─── Data lines

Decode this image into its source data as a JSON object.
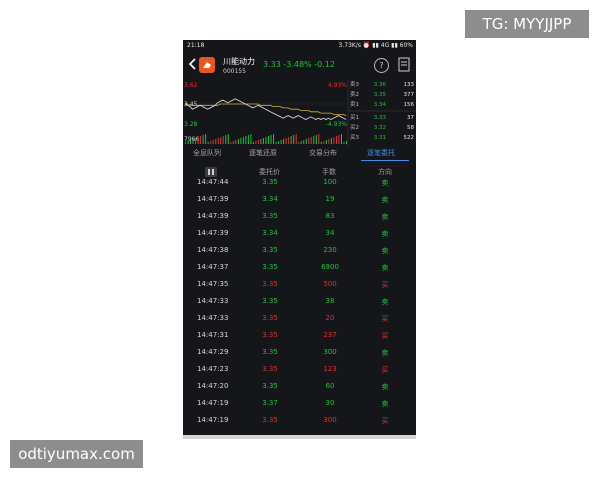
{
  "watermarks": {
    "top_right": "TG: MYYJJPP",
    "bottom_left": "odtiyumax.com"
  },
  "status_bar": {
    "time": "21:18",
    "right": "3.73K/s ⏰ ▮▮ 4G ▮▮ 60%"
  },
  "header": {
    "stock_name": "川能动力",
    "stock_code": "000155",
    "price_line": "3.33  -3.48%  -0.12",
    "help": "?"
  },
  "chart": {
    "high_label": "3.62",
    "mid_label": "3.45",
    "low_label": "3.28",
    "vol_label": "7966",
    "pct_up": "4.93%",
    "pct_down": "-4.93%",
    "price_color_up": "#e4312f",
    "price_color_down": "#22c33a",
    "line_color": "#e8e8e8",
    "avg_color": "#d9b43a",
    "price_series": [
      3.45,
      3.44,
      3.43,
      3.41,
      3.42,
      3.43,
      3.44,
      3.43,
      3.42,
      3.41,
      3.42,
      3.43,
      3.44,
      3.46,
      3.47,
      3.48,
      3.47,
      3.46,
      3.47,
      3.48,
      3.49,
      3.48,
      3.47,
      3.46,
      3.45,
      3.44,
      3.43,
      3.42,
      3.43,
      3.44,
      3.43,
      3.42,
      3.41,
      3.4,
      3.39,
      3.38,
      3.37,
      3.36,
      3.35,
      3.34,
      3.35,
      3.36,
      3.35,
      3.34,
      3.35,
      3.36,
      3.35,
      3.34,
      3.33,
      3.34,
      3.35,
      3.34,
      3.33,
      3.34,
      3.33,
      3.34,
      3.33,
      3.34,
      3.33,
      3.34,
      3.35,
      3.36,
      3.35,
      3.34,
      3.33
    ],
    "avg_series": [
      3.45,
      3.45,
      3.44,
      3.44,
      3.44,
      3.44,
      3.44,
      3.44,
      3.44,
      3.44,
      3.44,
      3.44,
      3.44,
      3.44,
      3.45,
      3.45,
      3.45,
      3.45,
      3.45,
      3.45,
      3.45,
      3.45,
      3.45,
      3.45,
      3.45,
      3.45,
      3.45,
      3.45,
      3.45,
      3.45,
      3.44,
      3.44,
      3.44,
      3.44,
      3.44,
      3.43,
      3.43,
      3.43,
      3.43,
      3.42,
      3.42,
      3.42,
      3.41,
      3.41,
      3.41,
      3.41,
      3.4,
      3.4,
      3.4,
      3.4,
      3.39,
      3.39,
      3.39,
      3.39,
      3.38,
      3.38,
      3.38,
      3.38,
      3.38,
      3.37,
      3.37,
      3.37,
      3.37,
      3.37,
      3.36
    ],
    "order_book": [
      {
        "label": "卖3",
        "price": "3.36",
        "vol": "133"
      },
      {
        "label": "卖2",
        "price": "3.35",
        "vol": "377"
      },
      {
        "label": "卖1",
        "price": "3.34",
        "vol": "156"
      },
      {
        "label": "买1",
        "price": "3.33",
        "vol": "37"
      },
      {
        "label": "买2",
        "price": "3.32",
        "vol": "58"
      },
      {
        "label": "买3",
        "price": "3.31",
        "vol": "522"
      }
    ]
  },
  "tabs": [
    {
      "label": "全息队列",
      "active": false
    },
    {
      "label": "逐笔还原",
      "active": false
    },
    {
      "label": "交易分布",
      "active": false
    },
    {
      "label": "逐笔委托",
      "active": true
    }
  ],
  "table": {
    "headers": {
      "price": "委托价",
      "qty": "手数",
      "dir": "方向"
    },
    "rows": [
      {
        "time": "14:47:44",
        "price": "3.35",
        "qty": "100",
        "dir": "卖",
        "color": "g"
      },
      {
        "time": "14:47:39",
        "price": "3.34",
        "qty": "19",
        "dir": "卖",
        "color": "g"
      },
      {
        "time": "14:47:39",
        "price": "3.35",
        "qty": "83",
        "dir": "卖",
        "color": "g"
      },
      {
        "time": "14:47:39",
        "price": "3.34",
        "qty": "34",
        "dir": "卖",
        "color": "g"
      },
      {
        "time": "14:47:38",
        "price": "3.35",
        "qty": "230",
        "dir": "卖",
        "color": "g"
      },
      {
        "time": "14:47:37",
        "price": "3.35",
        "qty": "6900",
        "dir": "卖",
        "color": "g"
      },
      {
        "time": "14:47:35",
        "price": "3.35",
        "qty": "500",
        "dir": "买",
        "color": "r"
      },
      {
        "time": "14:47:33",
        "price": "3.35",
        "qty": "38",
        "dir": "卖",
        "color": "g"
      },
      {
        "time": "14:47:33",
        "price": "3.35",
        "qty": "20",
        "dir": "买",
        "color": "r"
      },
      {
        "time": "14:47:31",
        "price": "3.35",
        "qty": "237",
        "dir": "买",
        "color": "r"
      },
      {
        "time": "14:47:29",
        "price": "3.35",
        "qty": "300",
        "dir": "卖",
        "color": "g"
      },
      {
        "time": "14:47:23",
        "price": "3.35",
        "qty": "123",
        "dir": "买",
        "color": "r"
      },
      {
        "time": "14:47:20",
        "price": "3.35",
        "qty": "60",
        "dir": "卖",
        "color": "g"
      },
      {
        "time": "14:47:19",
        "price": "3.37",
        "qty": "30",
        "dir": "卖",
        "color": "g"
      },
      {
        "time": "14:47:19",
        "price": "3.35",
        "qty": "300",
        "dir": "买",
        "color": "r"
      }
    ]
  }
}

──────
─── Data lines

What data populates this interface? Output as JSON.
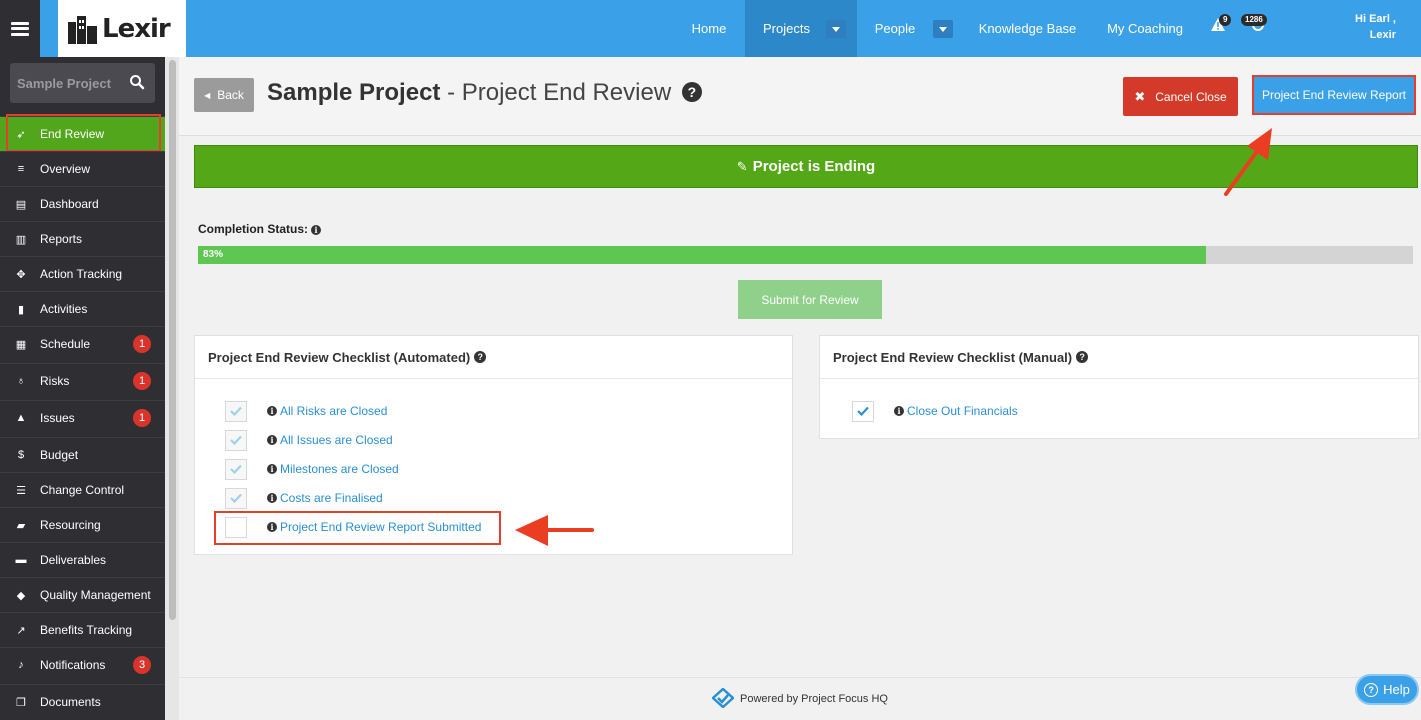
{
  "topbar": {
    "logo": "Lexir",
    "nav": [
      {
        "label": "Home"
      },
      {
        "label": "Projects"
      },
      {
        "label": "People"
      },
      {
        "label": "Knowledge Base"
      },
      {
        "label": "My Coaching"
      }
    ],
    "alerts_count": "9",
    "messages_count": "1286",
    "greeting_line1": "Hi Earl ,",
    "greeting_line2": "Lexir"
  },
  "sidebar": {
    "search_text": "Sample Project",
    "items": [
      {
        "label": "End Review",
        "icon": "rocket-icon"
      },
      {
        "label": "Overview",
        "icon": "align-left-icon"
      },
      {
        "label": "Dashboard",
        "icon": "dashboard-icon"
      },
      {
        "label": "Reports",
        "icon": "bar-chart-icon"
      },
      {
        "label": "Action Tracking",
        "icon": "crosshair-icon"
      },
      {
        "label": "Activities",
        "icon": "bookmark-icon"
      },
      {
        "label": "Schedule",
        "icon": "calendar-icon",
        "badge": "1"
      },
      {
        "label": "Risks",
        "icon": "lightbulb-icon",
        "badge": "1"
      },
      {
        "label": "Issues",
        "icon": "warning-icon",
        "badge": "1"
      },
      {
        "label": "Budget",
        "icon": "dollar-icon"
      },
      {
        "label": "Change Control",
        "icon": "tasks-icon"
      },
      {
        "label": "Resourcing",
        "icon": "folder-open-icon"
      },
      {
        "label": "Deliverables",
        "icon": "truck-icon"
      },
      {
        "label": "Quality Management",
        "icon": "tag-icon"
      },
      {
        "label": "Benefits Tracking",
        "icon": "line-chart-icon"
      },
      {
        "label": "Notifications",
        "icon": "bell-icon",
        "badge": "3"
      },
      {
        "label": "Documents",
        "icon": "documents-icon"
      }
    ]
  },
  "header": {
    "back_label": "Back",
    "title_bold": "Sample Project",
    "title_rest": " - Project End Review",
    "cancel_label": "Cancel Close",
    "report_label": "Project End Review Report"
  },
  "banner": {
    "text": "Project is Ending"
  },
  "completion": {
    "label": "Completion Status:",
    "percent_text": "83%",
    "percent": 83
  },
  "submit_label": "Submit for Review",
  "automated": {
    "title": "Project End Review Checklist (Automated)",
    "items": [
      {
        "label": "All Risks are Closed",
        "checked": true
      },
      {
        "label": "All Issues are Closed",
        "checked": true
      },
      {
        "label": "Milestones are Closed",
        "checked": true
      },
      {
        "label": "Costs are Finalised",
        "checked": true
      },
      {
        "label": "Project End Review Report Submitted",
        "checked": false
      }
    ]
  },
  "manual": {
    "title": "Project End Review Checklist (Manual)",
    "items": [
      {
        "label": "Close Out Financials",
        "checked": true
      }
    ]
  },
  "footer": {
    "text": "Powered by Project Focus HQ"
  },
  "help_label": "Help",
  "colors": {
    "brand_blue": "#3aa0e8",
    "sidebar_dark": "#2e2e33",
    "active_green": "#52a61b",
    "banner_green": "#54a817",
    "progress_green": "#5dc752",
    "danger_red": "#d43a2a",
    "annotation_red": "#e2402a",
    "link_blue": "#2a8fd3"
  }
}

──────

Give nothing but the number of lines containing the string "Issues".

Expected answer -
2